+++ Source data

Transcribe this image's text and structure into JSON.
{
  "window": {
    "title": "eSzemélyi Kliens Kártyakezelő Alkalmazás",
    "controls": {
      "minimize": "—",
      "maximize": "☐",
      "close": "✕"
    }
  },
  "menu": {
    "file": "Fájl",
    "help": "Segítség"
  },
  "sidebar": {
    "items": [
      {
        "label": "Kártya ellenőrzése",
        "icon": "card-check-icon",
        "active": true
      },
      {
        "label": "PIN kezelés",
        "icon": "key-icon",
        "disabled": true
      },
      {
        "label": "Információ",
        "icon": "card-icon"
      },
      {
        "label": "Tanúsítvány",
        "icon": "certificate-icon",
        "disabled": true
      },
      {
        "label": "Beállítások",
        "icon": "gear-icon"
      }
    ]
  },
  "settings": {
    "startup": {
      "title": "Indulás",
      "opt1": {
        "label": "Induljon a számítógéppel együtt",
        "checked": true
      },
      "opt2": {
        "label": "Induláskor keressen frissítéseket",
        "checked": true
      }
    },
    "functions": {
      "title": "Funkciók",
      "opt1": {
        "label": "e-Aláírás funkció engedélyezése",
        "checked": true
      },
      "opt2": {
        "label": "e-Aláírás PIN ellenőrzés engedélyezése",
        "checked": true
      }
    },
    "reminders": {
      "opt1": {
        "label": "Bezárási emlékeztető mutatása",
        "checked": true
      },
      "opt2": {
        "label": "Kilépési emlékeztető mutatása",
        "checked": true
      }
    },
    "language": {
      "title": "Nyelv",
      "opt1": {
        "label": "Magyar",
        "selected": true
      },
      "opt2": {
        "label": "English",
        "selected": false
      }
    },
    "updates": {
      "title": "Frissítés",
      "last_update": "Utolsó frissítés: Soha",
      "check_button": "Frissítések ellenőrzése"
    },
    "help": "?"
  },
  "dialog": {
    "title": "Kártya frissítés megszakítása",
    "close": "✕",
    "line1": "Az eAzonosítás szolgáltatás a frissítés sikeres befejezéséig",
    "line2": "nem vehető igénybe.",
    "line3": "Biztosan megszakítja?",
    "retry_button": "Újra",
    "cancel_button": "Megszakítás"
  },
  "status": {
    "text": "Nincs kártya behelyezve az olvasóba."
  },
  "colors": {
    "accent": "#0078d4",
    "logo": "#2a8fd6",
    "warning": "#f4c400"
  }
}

++++++

▶ [Task details]
Exactly as written above, please repeat the entries.

▶ [Final answer]
Transcribe this image's text and structure into JSON.
{
  "window": {
    "title": "eSzemélyi Kliens Kártyakezelő Alkalmazás",
    "controls": {
      "minimize": "—",
      "maximize": "☐",
      "close": "✕"
    }
  },
  "menu": {
    "file": "Fájl",
    "help": "Segítség"
  },
  "sidebar": {
    "items": [
      {
        "label": "Kártya ellenőrzése",
        "icon": "card-check-icon",
        "active": true
      },
      {
        "label": "PIN kezelés",
        "icon": "key-icon",
        "disabled": true
      },
      {
        "label": "Információ",
        "icon": "card-icon"
      },
      {
        "label": "Tanúsítvány",
        "icon": "certificate-icon",
        "disabled": true
      },
      {
        "label": "Beállítások",
        "icon": "gear-icon"
      }
    ]
  },
  "settings": {
    "startup": {
      "title": "Indulás",
      "opt1": {
        "label": "Induljon a számítógéppel együtt",
        "checked": true
      },
      "opt2": {
        "label": "Induláskor keressen frissítéseket",
        "checked": true
      }
    },
    "functions": {
      "title": "Funkciók",
      "opt1": {
        "label": "e-Aláírás funkció engedélyezése",
        "checked": true
      },
      "opt2": {
        "label": "e-Aláírás PIN ellenőrzés engedélyezése",
        "checked": true
      }
    },
    "reminders": {
      "opt1": {
        "label": "Bezárási emlékeztető mutatása",
        "checked": true
      },
      "opt2": {
        "label": "Kilépési emlékeztető mutatása",
        "checked": true
      }
    },
    "language": {
      "title": "Nyelv",
      "opt1": {
        "label": "Magyar",
        "selected": true
      },
      "opt2": {
        "label": "English",
        "selected": false
      }
    },
    "updates": {
      "title": "Frissítés",
      "last_update": "Utolsó frissítés: Soha",
      "check_button": "Frissítések ellenőrzése"
    },
    "help": "?"
  },
  "dialog": {
    "title": "Kártya frissítés megszakítása",
    "close": "✕",
    "line1": "Az eAzonosítás szolgáltatás a frissítés sikeres befejezéséig",
    "line2": "nem vehető igénybe.",
    "line3": "Biztosan megszakítja?",
    "retry_button": "Újra",
    "cancel_button": "Megszakítás"
  },
  "status": {
    "text": "Nincs kártya behelyezve az olvasóba."
  },
  "colors": {
    "accent": "#0078d4",
    "logo": "#2a8fd6",
    "warning": "#f4c400"
  }
}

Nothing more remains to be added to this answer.